Challenge -
Express every line of the records below as a JSON list of strings, with one string per line and no blank lines. Leave the pictures out of the list.

Items stored from a collection
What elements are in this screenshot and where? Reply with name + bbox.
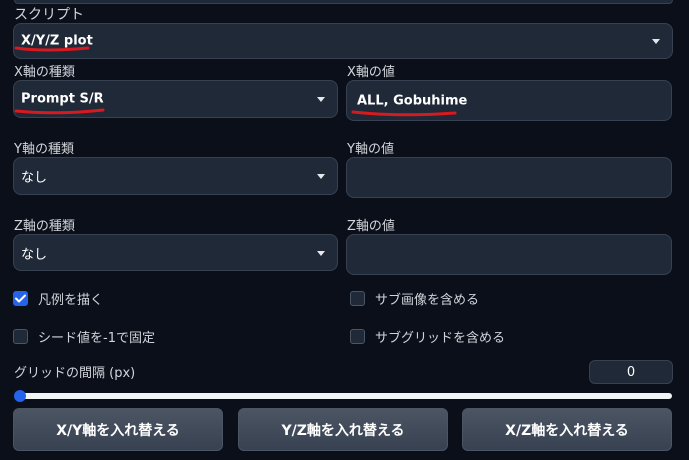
- grid-margin-slider-thumb[interactable]: [14, 390, 26, 402]
- annotation-underline: [351, 110, 457, 117]
- script-dropdown[interactable]: X/Y/Z plot: [13, 23, 673, 59]
- fixed-seed-option[interactable]: シード値を-1で固定: [13, 327, 155, 346]
- chevron-down-icon: [652, 39, 660, 44]
- chevron-down-icon: [317, 174, 325, 179]
- grid-margin-slider-track[interactable]: [20, 393, 672, 399]
- z-axis-type-value: なし: [21, 247, 48, 262]
- include-sub-grids-label: サブグリッドを含める: [375, 331, 506, 346]
- swap-yz-button[interactable]: Y/Z軸を入れ替える: [238, 408, 448, 451]
- y-axis-type-value: なし: [21, 170, 48, 186]
- fixed-seed-checkbox[interactable]: [13, 329, 28, 344]
- include-sub-images-label: サブ画像を含める: [375, 293, 480, 308]
- swap-xy-button[interactable]: X/Y軸を入れ替える: [13, 408, 223, 451]
- xyz-plot-panel: スクリプト X/Y/Z plot X軸の種類 Prompt S/R X軸の値 A…: [0, 0, 689, 460]
- fixed-seed-label: シード値を-1で固定: [38, 331, 155, 346]
- swap-xz-button[interactable]: X/Z軸を入れ替える: [462, 408, 672, 451]
- y-axis-type-label: Y軸の種類: [14, 142, 74, 157]
- previous-field-edge: [14, 0, 673, 4]
- draw-legend-label: 凡例を描く: [38, 293, 104, 308]
- include-sub-images-option[interactable]: サブ画像を含める: [350, 289, 479, 308]
- checkmark-icon: [15, 294, 26, 303]
- include-sub-grids-option[interactable]: サブグリッドを含める: [350, 327, 505, 346]
- annotation-underline: [14, 46, 90, 52]
- x-axis-values-text: ALL, Gobuhime: [357, 93, 468, 108]
- script-label: スクリプト: [14, 7, 84, 23]
- chevron-down-icon: [317, 97, 325, 102]
- x-axis-values-label: X軸の値: [347, 65, 395, 80]
- z-axis-type-label: Z軸の種類: [14, 219, 75, 234]
- y-axis-type-dropdown[interactable]: なし: [13, 157, 338, 195]
- include-sub-grids-checkbox[interactable]: [350, 329, 365, 344]
- annotation-underline: [14, 108, 105, 115]
- z-axis-type-dropdown[interactable]: なし: [13, 234, 338, 271]
- grid-margin-number-input[interactable]: 0: [589, 360, 673, 384]
- z-axis-values-label: Z軸の値: [347, 219, 395, 234]
- chevron-down-icon: [317, 250, 325, 256]
- grid-margin-label: グリッドの間隔 (px): [14, 366, 136, 381]
- x-axis-type-value: Prompt S/R: [21, 91, 104, 107]
- draw-legend-checkbox[interactable]: [13, 291, 28, 306]
- draw-legend-option[interactable]: 凡例を描く: [13, 289, 103, 308]
- y-axis-values-label: Y軸の値: [347, 142, 394, 157]
- x-axis-type-label: X軸の種類: [14, 65, 75, 80]
- z-axis-values-input[interactable]: [346, 234, 672, 275]
- y-axis-values-input[interactable]: [346, 157, 672, 198]
- include-sub-images-checkbox[interactable]: [350, 291, 365, 306]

Output for this exercise -
[
  "What elements are in this screenshot and where? Reply with name + bbox.",
  "- grid-margin-slider-thumb[interactable]: [14, 390, 26, 402]",
  "- annotation-underline: [351, 110, 457, 117]",
  "- script-dropdown[interactable]: X/Y/Z plot: [13, 23, 673, 59]",
  "- fixed-seed-option[interactable]: シード値を-1で固定: [13, 327, 155, 346]",
  "- chevron-down-icon: [652, 39, 660, 44]",
  "- chevron-down-icon: [317, 174, 325, 179]",
  "- grid-margin-slider-track[interactable]: [20, 393, 672, 399]",
  "- z-axis-type-value: なし: [21, 247, 48, 262]",
  "- include-sub-grids-label: サブグリッドを含める: [375, 331, 506, 346]",
  "- swap-yz-button[interactable]: Y/Z軸を入れ替える: [238, 408, 448, 451]",
  "- y-axis-type-value: なし: [21, 170, 48, 186]",
  "- fixed-seed-checkbox[interactable]: [13, 329, 28, 344]",
  "- include-sub-images-label: サブ画像を含める: [375, 293, 480, 308]",
  "- swap-xy-button[interactable]: X/Y軸を入れ替える: [13, 408, 223, 451]",
  "- xyz-plot-panel: スクリプト X/Y/Z plot X軸の種類 Prompt S/R X軸の値 A…: [0, 0, 689, 460]",
  "- fixed-seed-label: シード値を-1で固定: [38, 331, 155, 346]",
  "- swap-xz-button[interactable]: X/Z軸を入れ替える: [462, 408, 672, 451]",
  "- y-axis-type-label: Y軸の種類: [14, 142, 74, 157]",
  "- previous-field-edge: [14, 0, 673, 4]",
  "- draw-legend-label: 凡例を描く: [38, 293, 104, 308]",
  "- include-sub-images-option[interactable]: サブ画像を含める: [350, 289, 479, 308]",
  "- checkmark-icon: [15, 294, 26, 303]",
  "- include-sub-grids-option[interactable]: サブグリッドを含める: [350, 327, 505, 346]",
  "- annotation-underline: [14, 46, 90, 52]",
  "- x-axis-values-text: ALL, Gobuhime: [357, 93, 468, 108]",
  "- script-label: スクリプト: [14, 7, 84, 23]",
  "- chevron-down-icon: [317, 97, 325, 102]",
  "- x-axis-values-label: X軸の値: [347, 65, 395, 80]",
  "- z-axis-type-label: Z軸の種類: [14, 219, 75, 234]",
  "- y-axis-type-dropdown[interactable]: なし: [13, 157, 338, 195]",
  "- include-sub-grids-checkbox[interactable]: [350, 329, 365, 344]",
  "- annotation-underline: [14, 108, 105, 115]",
  "- z-axis-type-dropdown[interactable]: なし: [13, 234, 338, 271]",
  "- grid-margin-number-input[interactable]: 0: [589, 360, 673, 384]",
  "- z-axis-values-label: Z軸の値: [347, 219, 395, 234]",
  "- chevron-down-icon: [317, 250, 325, 256]",
  "- grid-margin-label: グリッドの間隔 (px): [14, 366, 136, 381]",
  "- x-axis-type-value: Prompt S/R: [21, 91, 104, 107]",
  "- draw-legend-checkbox[interactable]: [13, 291, 28, 306]",
  "- draw-legend-option[interactable]: 凡例を描く: [13, 289, 103, 308]",
  "- y-axis-values-label: Y軸の値: [347, 142, 394, 157]",
  "- x-axis-type-label: X軸の種類: [14, 65, 75, 80]",
  "- z-axis-values-input[interactable]: [346, 234, 672, 275]",
  "- y-axis-values-input[interactable]: [346, 157, 672, 198]",
  "- include-sub-images-checkbox[interactable]: [350, 291, 365, 306]"
]